The exercise>
Starting at the first line and ending with the line that contains "- home-indicator[interactable]: [162, 1062, 336, 1068]", give each line as one string in a JSON list, skipping blank lines.

[Dataset rows]
*****

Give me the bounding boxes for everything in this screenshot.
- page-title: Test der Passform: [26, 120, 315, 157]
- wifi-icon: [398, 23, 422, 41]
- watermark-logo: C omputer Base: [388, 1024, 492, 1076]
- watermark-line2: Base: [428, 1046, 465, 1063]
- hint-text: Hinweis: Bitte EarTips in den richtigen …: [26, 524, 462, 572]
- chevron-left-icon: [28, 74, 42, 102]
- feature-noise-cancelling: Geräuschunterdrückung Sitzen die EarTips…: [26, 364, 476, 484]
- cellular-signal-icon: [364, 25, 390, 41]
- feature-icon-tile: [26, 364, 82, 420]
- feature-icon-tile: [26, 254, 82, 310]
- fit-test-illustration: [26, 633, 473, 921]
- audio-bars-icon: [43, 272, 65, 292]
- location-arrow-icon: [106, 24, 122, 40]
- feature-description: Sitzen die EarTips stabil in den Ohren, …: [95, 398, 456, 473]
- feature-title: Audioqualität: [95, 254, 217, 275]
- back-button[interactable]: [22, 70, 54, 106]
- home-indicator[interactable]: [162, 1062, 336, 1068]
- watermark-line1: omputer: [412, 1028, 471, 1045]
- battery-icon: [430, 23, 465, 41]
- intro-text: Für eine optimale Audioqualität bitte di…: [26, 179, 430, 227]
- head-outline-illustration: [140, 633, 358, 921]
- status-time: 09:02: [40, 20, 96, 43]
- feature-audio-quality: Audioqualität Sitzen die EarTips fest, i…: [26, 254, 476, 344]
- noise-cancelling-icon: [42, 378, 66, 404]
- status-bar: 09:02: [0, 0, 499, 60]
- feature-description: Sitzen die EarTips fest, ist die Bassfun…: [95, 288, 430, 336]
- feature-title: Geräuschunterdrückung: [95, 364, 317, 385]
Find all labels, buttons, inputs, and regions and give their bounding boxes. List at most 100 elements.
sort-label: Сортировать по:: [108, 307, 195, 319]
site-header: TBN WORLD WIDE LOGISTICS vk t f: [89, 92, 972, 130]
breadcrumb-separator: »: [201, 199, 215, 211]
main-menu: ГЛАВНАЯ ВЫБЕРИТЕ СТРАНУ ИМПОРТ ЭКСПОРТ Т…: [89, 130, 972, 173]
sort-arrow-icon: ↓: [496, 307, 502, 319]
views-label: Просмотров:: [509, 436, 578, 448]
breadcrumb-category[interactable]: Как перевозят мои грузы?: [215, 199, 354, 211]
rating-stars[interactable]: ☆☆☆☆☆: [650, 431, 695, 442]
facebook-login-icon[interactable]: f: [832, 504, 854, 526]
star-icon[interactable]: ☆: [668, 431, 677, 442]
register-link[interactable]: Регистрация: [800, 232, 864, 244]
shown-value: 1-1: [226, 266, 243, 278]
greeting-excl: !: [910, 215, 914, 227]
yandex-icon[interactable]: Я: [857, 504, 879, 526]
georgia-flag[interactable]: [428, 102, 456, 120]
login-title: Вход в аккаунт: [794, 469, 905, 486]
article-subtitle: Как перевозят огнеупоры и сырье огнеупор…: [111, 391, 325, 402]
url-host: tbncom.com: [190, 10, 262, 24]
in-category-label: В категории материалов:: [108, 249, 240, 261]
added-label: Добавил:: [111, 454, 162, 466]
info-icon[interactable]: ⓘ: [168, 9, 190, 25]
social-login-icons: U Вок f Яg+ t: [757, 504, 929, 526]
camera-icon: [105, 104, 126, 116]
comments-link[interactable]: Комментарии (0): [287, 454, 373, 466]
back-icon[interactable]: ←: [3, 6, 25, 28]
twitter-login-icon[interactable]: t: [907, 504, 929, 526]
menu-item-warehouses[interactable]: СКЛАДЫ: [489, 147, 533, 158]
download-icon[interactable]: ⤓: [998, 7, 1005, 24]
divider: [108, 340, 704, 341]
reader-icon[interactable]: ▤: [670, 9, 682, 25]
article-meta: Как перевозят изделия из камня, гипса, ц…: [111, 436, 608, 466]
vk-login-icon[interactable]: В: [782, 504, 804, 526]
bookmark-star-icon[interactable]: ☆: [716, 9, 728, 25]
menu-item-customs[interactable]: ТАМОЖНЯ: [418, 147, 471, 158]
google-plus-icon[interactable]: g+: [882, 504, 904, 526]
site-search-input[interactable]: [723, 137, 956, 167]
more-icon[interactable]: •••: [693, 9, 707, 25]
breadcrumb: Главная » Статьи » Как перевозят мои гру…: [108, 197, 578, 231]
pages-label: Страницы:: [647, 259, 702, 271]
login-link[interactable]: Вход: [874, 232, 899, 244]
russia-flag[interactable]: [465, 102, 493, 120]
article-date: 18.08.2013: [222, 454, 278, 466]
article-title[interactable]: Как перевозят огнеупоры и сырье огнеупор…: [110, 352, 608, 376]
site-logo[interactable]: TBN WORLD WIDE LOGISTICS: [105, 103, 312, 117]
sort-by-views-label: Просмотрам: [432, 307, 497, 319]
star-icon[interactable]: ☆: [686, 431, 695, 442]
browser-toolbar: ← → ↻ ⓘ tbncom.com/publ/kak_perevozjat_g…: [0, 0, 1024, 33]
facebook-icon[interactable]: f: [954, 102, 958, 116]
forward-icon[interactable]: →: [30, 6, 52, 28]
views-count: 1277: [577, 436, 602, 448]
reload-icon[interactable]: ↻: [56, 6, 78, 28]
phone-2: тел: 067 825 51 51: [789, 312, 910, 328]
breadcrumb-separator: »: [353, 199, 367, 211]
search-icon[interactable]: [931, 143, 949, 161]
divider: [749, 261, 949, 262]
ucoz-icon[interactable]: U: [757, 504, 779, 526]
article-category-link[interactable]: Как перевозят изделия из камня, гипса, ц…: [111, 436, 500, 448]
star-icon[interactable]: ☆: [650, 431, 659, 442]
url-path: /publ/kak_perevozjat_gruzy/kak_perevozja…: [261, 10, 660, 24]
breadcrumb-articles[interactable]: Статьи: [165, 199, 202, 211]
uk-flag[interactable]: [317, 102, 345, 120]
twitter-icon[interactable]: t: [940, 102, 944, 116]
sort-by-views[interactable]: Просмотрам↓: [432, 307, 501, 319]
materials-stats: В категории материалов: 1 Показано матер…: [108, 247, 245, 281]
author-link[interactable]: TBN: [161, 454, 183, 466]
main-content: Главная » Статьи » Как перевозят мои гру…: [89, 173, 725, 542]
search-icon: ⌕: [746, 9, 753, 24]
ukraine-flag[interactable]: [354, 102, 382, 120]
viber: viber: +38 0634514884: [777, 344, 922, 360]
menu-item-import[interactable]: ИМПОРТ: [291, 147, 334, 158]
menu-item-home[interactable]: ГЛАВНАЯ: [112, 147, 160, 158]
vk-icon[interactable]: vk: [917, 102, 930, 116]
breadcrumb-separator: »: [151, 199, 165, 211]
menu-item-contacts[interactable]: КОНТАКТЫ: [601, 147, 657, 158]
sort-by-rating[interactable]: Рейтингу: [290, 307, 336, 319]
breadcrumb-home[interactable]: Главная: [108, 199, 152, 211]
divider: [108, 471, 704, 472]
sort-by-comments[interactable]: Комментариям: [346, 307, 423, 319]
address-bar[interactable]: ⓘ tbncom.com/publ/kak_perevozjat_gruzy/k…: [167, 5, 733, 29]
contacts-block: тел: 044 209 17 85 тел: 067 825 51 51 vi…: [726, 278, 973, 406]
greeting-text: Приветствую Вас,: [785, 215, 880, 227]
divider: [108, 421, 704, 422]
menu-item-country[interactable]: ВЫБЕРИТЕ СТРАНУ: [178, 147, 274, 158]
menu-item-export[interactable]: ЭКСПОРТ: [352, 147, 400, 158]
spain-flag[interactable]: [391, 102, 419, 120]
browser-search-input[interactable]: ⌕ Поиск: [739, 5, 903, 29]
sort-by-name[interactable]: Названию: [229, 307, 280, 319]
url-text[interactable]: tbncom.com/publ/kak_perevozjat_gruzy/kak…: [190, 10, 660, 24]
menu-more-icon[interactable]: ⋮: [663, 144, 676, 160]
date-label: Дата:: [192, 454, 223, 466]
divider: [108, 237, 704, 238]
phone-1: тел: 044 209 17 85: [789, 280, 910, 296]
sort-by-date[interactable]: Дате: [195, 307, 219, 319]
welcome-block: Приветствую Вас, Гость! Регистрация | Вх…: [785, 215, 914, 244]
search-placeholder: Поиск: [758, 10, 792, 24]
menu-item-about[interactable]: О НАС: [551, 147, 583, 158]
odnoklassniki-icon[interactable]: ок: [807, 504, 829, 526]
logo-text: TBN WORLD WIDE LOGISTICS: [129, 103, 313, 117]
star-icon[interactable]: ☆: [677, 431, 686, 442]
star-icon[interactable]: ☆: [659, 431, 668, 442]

*****

Worked answer>
[
  "Give me the bounding boxes for everything in this screenshot.",
  "- page-title: Test der Passform: [26, 120, 315, 157]",
  "- wifi-icon: [398, 23, 422, 41]",
  "- watermark-logo: C omputer Base: [388, 1024, 492, 1076]",
  "- watermark-line2: Base: [428, 1046, 465, 1063]",
  "- hint-text: Hinweis: Bitte EarTips in den richtigen …: [26, 524, 462, 572]",
  "- chevron-left-icon: [28, 74, 42, 102]",
  "- feature-noise-cancelling: Geräuschunterdrückung Sitzen die EarTips…: [26, 364, 476, 484]",
  "- cellular-signal-icon: [364, 25, 390, 41]",
  "- feature-icon-tile: [26, 364, 82, 420]",
  "- feature-icon-tile: [26, 254, 82, 310]",
  "- fit-test-illustration: [26, 633, 473, 921]",
  "- audio-bars-icon: [43, 272, 65, 292]",
  "- location-arrow-icon: [106, 24, 122, 40]",
  "- feature-description: Sitzen die EarTips stabil in den Ohren, …: [95, 398, 456, 473]",
  "- feature-title: Audioqualität: [95, 254, 217, 275]",
  "- back-button[interactable]: [22, 70, 54, 106]",
  "- home-indicator[interactable]: [162, 1062, 336, 1068]"
]